■ **Written task**
Examine each line of the data. Copy those that contain the string "获利交易".

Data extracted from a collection

◆ ◆ ◆

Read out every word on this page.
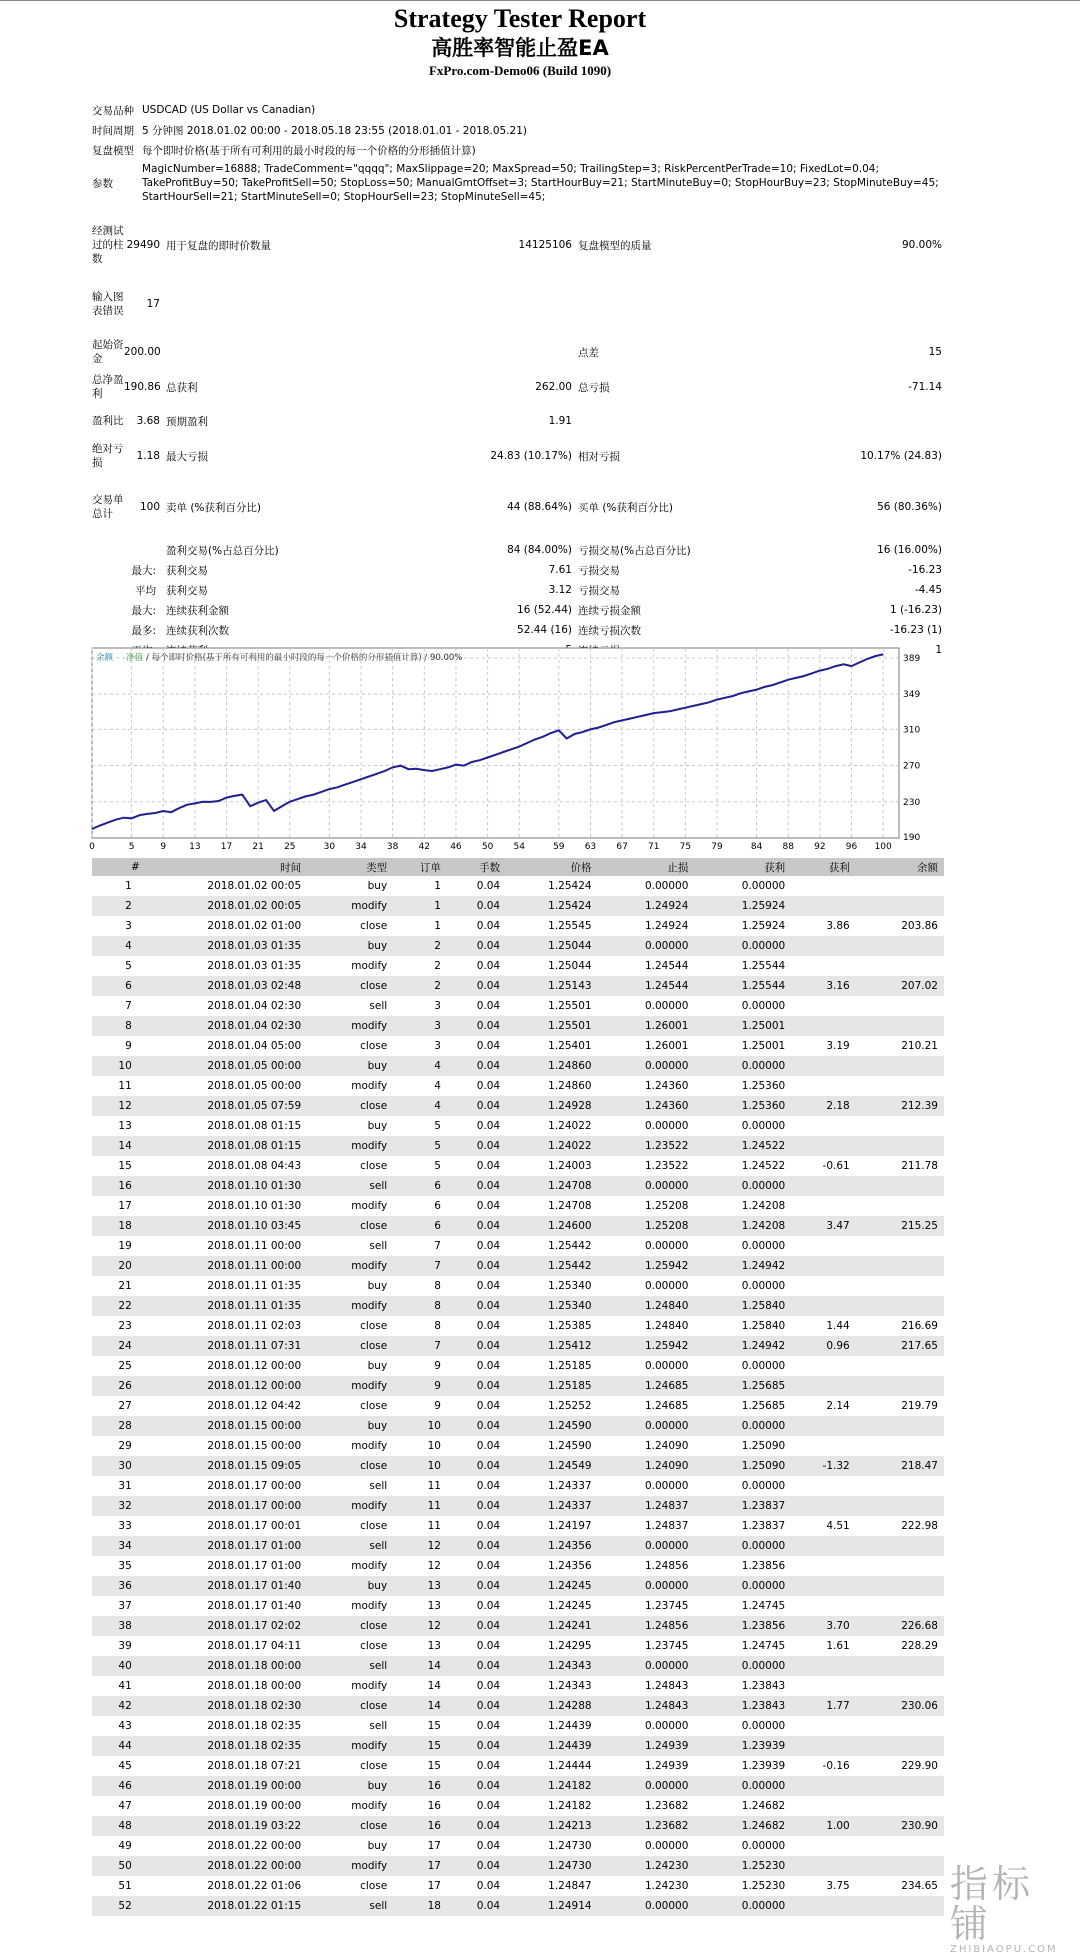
Strategy Tester Report
高胜率智能止盈EA
FxPro.com-Demo06 (Build 1090)
交易品种 USDCAD (US Dollar vs Canadian)
时间周期 5 分钟图 2018.01.02 00:00 - 2018.05.18 23:55 (2018.01.01 - 2018.05.21)
复盘模型 每个即时价格(基于所有可利用的最小时段的每一个价格的分形插值计算)
参数
MagicNumber=16888; TradeComment="qqqq"; MaxSlippage=20; MaxSpread=50; TrailingStep=3; RiskPercentPerTrade=10; FixedLot=0.04; TakeProfitBuy=50; TakeProfitSell=50; StopLoss=50; ManualGmtOffset=3; StartHourBuy=21; StartMinuteBuy=0; StopHourBuy=23; StopMinuteBuy=45; StartHourSell=21; StartMinuteSell=0; StopHourSell=23; StopMinuteSell=45;
经测试过的柱数
29490 用于复盘的即时价数量	14125106 复盘模型的质量	90.00%
输入图表错误
17
起始资金
200.00	点差	15
总净盈利
190.86 总获利	262.00 总亏损	-71.14
盈利比	3.68 预期盈利	1.91
绝对亏损
1.18 最大亏损	24.83 (10.17%) 相对亏损	10.17% (24.83)
交易单总计
100 卖单 (%获利百分比)	44 (88.64%) 买单 (%获利百分比)	56 (80.36%)
盈利交易(%占总百分比)	84 (84.00%) 亏损交易(%占总百分比)	16 (16.00%)
最大: 获利交易	7.61 亏损交易	-16.23
平均 获利交易	3.12 亏损交易	-4.45
最大: 连续获利金额	16 (52.44) 连续亏损金额	1 (-16.23)
最多: 连续获利次数	52.44 (16) 连续亏损次数	-16.23 (1)
1
190
230
270
310
349
389
0	5	9	13 17 21 25	30 34 38 42 46 50 54	59 63 67 71 75 79	84 88 92 96 100
余额 净值 / 每个即时价格(基于所有可利用的最小时段的每一个价格的分形插值计算) / 90.00%
#	时间	类型	订单	手数	价格	止损	获利	获利	余额
1	2018.01.02 00:05	buy	1	0.04	1.25424	0.00000	0.00000		
2	2018.01.02 00:05	modify	1	0.04	1.25424	1.24924	1.25924		
3	2018.01.02 01:00	close	1	0.04	1.25545	1.24924	1.25924	3.86	203.86
4	2018.01.03 01:35	buy	2	0.04	1.25044	0.00000	0.00000		
5	2018.01.03 01:35	modify	2	0.04	1.25044	1.24544	1.25544		
6	2018.01.03 02:48	close	2	0.04	1.25143	1.24544	1.25544	3.16	207.02
7	2018.01.04 02:30	sell	3	0.04	1.25501	0.00000	0.00000		
8	2018.01.04 02:30	modify	3	0.04	1.25501	1.26001	1.25001		
9	2018.01.04 05:00	close	3	0.04	1.25401	1.26001	1.25001	3.19	210.21
10	2018.01.05 00:00	buy	4	0.04	1.24860	0.00000	0.00000		
11	2018.01.05 00:00	modify	4	0.04	1.24860	1.24360	1.25360		
12	2018.01.05 07:59	close	4	0.04	1.24928	1.24360	1.25360	2.18	212.39
13	2018.01.08 01:15	buy	5	0.04	1.24022	0.00000	0.00000		
14	2018.01.08 01:15	modify	5	0.04	1.24022	1.23522	1.24522		
15	2018.01.08 04:43	close	5	0.04	1.24003	1.23522	1.24522	-0.61	211.78
16	2018.01.10 01:30	sell	6	0.04	1.24708	0.00000	0.00000		
17	2018.01.10 01:30	modify	6	0.04	1.24708	1.25208	1.24208		
18	2018.01.10 03:45	close	6	0.04	1.24600	1.25208	1.24208	3.47	215.25
19	2018.01.11 00:00	sell	7	0.04	1.25442	0.00000	0.00000		
20	2018.01.11 00:00	modify	7	0.04	1.25442	1.25942	1.24942		
21	2018.01.11 01:35	buy	8	0.04	1.25340	0.00000	0.00000		
22	2018.01.11 01:35	modify	8	0.04	1.25340	1.24840	1.25840		
23	2018.01.11 02:03	close	8	0.04	1.25385	1.24840	1.25840	1.44	216.69
24	2018.01.11 07:31	close	7	0.04	1.25412	1.25942	1.24942	0.96	217.65
25	2018.01.12 00:00	buy	9	0.04	1.25185	0.00000	0.00000		
26	2018.01.12 00:00	modify	9	0.04	1.25185	1.24685	1.25685		
27	2018.01.12 04:42	close	9	0.04	1.25252	1.24685	1.25685	2.14	219.79
28	2018.01.15 00:00	buy	10	0.04	1.24590	0.00000	0.00000		
29	2018.01.15 00:00	modify	10	0.04	1.24590	1.24090	1.25090		
30	2018.01.15 09:05	close	10	0.04	1.24549	1.24090	1.25090	-1.32	218.47
31	2018.01.17 00:00	sell	11	0.04	1.24337	0.00000	0.00000		
32	2018.01.17 00:00	modify	11	0.04	1.24337	1.24837	1.23837		
33	2018.01.17 00:01	close	11	0.04	1.24197	1.24837	1.23837	4.51	222.98
34	2018.01.17 01:00	sell	12	0.04	1.24356	0.00000	0.00000		
35	2018.01.17 01:00	modify	12	0.04	1.24356	1.24856	1.23856		
36	2018.01.17 01:40	buy	13	0.04	1.24245	0.00000	0.00000		
37	2018.01.17 01:40	modify	13	0.04	1.24245	1.23745	1.24745		
38	2018.01.17 02:02	close	12	0.04	1.24241	1.24856	1.23856	3.70	226.68
39	2018.01.17 04:11	close	13	0.04	1.24295	1.23745	1.24745	1.61	228.29
40	2018.01.18 00:00	sell	14	0.04	1.24343	0.00000	0.00000		
41	2018.01.18 00:00	modify	14	0.04	1.24343	1.24843	1.23843		
42	2018.01.18 02:30	close	14	0.04	1.24288	1.24843	1.23843	1.77	230.06
43	2018.01.18 02:35	sell	15	0.04	1.24439	0.00000	0.00000		
44	2018.01.18 02:35	modify	15	0.04	1.24439	1.24939	1.23939		
45	2018.01.18 07:21	close	15	0.04	1.24444	1.24939	1.23939	-0.16	229.90
46	2018.01.19 00:00	buy	16	0.04	1.24182	0.00000	0.00000		
47	2018.01.19 00:00	modify	16	0.04	1.24182	1.23682	1.24682		
48	2018.01.19 03:22	close	16	0.04	1.24213	1.23682	1.24682	1.00	230.90
49	2018.01.22 00:00	buy	17	0.04	1.24730	0.00000	0.00000		
50	2018.01.22 00:00	modify	17	0.04	1.24730	1.24230	1.25230		
51	2018.01.22 01:06	close	17	0.04	1.24847	1.24230	1.25230	3.75	234.65
52	2018.01.22 01:15	sell	18	0.04	1.24914	0.00000	0.00000			指标铺
ZHIBIAOPU.COM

◆ ◆ ◆

■ **Answer in full**
最大: 获利交易	7.61 亏损交易	-16.23
平均 获利交易	3.12 亏损交易	-4.45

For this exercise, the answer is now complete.